**Data extracted from a collection**
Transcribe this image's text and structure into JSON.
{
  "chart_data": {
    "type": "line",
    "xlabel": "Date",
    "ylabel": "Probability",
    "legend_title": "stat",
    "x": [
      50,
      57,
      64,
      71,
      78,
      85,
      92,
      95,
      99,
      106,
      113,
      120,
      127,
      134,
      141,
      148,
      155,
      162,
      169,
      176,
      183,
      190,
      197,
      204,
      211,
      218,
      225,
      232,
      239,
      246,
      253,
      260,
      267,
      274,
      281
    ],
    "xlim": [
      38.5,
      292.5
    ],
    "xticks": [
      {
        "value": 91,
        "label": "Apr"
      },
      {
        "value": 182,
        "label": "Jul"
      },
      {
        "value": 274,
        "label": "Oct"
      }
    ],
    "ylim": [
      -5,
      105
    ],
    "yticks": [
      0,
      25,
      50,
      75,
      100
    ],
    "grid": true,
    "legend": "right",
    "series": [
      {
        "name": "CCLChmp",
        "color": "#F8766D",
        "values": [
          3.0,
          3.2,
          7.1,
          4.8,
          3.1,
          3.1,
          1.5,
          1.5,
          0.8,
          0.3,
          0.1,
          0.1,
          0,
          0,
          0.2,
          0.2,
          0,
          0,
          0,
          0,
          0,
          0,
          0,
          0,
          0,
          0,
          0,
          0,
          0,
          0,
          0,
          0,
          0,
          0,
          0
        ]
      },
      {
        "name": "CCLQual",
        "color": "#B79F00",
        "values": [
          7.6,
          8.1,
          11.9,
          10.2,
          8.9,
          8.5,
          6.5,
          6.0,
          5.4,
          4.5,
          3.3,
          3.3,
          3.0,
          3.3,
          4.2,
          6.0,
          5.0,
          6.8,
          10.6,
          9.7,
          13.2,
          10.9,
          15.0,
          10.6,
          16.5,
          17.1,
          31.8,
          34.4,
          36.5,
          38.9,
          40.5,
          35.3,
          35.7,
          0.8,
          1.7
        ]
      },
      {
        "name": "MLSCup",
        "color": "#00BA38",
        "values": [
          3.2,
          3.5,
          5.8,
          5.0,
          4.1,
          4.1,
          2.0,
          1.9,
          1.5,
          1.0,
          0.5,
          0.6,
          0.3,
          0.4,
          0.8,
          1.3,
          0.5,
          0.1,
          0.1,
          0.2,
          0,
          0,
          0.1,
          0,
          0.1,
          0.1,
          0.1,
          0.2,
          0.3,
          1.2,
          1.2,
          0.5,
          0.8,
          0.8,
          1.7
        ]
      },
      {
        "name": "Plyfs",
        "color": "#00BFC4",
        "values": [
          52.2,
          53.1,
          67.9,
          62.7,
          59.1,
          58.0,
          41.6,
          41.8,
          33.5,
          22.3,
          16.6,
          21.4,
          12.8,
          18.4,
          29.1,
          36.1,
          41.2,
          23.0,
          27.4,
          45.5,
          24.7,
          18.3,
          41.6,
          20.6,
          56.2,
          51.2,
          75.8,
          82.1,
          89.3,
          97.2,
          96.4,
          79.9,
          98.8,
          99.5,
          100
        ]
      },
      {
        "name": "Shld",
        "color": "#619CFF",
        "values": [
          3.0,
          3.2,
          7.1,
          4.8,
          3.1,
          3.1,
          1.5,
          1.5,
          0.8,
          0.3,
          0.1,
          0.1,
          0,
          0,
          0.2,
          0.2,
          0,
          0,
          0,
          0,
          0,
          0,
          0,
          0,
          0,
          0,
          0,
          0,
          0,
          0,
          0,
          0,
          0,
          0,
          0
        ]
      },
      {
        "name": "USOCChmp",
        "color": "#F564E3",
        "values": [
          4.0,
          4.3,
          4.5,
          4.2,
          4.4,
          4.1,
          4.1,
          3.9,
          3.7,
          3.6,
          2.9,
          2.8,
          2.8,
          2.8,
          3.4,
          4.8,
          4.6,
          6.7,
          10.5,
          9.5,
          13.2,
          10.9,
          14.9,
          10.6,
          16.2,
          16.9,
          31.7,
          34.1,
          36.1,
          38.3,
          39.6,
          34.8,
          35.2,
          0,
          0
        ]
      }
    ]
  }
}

**What is needed**
In the listing above, find the lines holding the word "name" and copy them.

**The solution**
        "name": "CCLChmp",
        "name": "CCLQual",
        "name": "MLSCup",
        "name": "Plyfs",
        "name": "Shld",
        "name": "USOCChmp",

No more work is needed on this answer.